▸ REQUIREMENTS
Return the lines below verbatim, starting at the line containing "y-left-tick-label: 2 <box>35 590 43 607</box>" and ending after the line containing "eta-pump-duty-point <box>754 249".

▸ DATASET ENTRIES
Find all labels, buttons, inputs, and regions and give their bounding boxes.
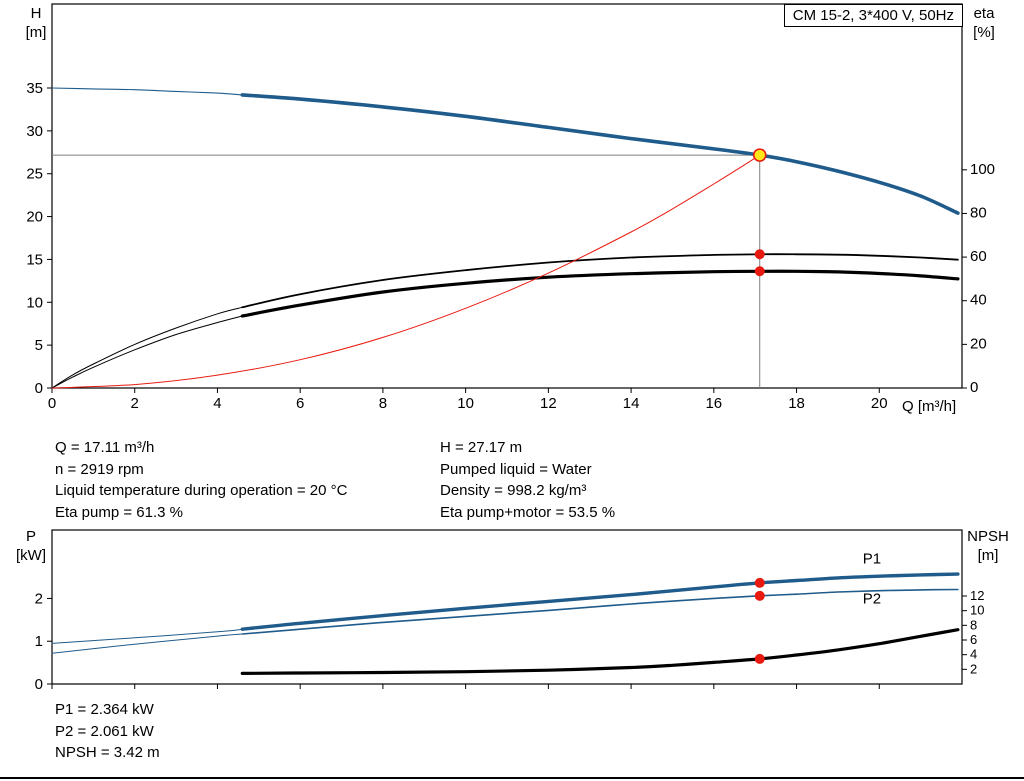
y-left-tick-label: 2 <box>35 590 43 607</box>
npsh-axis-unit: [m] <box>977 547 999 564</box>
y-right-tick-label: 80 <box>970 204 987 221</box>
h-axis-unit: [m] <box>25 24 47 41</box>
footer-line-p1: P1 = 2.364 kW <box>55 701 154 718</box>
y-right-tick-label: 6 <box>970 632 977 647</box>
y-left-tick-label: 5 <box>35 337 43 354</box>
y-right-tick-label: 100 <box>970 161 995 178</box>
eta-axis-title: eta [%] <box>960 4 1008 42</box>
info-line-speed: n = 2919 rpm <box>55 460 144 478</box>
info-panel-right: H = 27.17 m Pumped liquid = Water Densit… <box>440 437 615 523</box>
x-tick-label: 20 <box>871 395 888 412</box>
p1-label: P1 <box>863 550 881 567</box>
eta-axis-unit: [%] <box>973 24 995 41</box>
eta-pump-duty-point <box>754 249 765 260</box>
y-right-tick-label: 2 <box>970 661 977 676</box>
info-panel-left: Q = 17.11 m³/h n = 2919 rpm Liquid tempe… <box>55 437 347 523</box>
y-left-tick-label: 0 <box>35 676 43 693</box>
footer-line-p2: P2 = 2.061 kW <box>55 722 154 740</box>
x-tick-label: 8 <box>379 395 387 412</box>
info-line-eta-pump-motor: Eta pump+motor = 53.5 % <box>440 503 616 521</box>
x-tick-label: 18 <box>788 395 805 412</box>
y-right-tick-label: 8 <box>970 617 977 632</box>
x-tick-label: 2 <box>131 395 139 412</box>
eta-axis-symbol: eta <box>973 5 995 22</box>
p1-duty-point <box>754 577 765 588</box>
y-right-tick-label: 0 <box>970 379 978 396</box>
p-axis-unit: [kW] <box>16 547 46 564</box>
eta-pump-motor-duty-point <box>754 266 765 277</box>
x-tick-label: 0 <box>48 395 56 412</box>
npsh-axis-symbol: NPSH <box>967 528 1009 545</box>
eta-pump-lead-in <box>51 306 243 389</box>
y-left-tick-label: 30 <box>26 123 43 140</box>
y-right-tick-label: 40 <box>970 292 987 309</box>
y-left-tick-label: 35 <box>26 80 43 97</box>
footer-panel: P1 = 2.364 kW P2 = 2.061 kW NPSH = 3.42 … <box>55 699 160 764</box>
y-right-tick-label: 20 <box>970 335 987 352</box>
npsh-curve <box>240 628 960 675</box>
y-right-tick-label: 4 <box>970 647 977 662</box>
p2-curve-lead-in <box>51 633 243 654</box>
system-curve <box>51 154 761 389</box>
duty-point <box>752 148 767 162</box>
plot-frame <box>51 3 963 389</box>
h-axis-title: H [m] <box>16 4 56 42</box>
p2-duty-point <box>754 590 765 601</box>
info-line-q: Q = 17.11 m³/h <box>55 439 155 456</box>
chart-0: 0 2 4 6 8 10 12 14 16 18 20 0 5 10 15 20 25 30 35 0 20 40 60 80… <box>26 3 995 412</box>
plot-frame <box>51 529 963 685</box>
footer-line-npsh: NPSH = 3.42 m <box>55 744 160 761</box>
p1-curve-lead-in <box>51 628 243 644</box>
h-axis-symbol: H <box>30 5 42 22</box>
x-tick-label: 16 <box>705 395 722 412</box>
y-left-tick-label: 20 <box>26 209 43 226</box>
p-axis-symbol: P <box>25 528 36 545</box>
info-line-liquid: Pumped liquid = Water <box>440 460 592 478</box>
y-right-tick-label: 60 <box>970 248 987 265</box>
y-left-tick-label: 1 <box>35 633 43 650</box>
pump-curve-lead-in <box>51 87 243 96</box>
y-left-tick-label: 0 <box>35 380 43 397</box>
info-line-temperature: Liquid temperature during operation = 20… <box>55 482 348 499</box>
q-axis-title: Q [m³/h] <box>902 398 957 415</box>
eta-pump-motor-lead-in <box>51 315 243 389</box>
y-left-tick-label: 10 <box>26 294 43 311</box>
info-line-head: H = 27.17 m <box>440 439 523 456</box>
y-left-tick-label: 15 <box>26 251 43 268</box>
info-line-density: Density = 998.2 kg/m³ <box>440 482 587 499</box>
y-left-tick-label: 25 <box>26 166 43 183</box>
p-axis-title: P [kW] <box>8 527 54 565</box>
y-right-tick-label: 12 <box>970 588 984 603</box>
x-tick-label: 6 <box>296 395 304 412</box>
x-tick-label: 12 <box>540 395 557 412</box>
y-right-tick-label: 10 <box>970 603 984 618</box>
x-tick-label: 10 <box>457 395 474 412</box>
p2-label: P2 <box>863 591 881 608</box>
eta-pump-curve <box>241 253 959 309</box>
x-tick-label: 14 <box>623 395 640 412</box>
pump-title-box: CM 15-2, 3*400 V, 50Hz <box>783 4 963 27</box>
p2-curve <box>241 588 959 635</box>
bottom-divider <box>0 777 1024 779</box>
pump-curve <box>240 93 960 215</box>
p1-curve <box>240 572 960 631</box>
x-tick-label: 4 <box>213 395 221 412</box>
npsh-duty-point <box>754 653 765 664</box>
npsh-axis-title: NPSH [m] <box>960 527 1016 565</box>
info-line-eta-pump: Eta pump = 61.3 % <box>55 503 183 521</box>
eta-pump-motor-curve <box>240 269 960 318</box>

---

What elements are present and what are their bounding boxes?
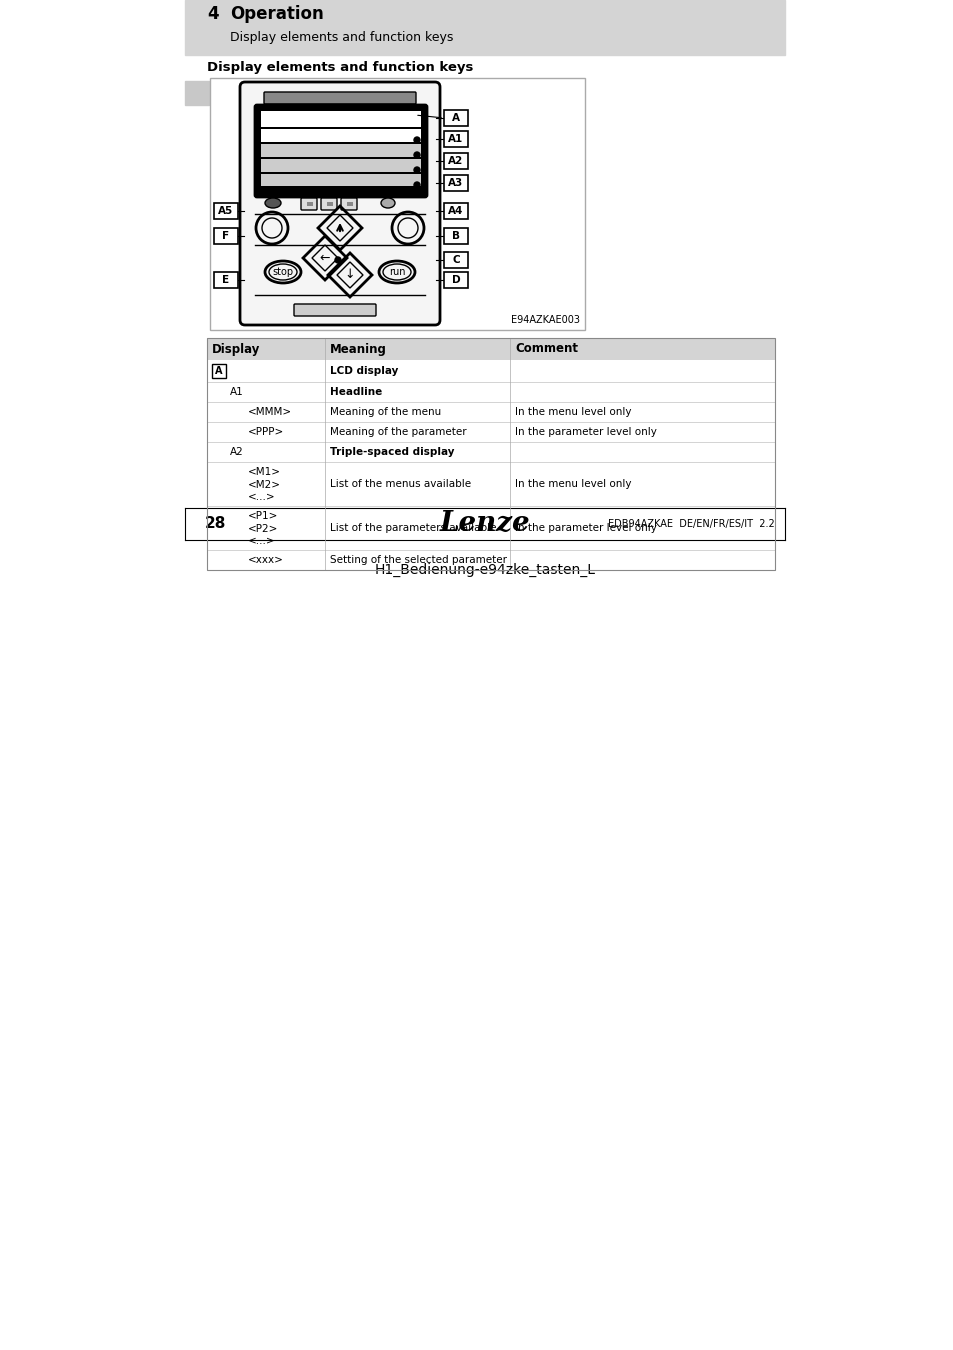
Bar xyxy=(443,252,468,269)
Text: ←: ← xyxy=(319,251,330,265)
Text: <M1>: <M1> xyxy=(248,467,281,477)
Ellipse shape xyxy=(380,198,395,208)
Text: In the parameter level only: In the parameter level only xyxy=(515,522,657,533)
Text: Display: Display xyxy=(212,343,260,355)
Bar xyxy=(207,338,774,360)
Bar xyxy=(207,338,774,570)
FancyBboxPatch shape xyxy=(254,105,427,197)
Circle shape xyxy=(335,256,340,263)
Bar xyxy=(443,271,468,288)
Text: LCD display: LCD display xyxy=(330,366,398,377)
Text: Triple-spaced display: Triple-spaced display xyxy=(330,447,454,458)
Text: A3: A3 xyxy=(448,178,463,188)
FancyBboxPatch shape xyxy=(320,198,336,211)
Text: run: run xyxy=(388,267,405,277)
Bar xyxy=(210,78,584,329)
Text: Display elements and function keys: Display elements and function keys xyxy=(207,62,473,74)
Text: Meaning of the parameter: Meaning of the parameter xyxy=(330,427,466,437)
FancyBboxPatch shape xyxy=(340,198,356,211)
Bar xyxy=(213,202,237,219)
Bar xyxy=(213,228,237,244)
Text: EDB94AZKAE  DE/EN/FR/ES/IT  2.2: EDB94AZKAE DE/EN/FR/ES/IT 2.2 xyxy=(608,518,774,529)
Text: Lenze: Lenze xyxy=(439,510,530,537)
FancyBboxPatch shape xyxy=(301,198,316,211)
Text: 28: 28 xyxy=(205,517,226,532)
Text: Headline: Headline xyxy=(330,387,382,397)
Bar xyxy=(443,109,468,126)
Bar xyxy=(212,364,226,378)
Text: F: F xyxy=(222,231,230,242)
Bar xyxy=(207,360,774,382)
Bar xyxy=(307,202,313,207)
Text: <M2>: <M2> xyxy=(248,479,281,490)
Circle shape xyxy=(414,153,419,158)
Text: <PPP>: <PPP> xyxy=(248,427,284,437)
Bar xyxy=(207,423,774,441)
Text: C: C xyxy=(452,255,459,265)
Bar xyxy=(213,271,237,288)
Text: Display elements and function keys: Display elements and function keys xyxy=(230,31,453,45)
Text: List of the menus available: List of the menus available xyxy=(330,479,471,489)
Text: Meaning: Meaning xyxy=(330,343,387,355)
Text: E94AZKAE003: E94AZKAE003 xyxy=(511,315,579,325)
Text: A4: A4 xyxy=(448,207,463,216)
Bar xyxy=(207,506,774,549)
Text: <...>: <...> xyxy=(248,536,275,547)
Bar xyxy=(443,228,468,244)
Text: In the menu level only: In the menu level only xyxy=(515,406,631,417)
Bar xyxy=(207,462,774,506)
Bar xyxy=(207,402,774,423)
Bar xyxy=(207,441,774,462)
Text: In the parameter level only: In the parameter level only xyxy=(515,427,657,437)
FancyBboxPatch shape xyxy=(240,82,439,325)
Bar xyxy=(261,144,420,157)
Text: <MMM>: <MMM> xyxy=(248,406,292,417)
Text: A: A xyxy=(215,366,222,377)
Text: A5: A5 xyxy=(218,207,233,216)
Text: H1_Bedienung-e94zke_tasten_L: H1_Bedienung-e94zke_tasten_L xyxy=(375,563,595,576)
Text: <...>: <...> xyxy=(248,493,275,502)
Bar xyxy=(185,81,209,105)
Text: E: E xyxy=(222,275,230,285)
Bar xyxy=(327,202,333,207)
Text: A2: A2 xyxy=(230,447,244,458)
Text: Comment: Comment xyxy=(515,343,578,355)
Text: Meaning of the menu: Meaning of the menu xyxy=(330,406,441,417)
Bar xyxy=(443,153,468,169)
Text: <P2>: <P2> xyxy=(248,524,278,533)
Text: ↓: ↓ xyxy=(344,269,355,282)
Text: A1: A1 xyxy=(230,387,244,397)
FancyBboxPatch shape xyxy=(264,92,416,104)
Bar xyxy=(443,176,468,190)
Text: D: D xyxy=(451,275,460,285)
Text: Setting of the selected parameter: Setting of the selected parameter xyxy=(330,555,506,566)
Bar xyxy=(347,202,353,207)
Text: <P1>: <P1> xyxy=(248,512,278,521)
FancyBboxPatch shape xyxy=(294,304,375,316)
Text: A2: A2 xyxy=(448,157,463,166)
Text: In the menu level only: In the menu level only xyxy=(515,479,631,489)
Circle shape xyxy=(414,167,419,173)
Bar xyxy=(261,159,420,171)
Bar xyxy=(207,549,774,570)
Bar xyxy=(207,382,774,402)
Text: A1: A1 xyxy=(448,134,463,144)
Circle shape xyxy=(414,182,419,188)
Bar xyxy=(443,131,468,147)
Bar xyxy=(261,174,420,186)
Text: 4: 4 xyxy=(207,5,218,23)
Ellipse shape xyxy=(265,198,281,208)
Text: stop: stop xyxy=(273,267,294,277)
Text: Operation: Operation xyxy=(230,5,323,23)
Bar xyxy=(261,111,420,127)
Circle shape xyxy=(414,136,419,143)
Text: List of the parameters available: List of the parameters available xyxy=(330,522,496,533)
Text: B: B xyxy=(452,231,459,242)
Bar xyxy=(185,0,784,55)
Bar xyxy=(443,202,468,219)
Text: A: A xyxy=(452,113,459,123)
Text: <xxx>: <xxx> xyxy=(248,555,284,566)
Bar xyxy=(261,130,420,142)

▸ SOLUTION BELOW
y-left-tick-label: 2 <box>35 590 43 607</box>
npsh-axis-unit: [m] <box>977 547 999 564</box>
y-right-tick-label: 80 <box>970 204 987 221</box>
h-axis-unit: [m] <box>25 24 47 41</box>
footer-line-p1: P1 = 2.364 kW <box>55 701 154 718</box>
y-right-tick-label: 6 <box>970 632 977 647</box>
y-left-tick-label: 5 <box>35 337 43 354</box>
y-right-tick-label: 100 <box>970 161 995 178</box>
eta-axis-title: eta [%] <box>960 4 1008 42</box>
info-line-speed: n = 2919 rpm <box>55 460 144 478</box>
info-panel-right: H = 27.17 m Pumped liquid = Water Densit… <box>440 437 615 523</box>
x-tick-label: 20 <box>871 395 888 412</box>
p1-label: P1 <box>863 550 881 567</box>
eta-axis-unit: [%] <box>973 24 995 41</box>
eta-pump-duty-point <box>754 249 765 260</box>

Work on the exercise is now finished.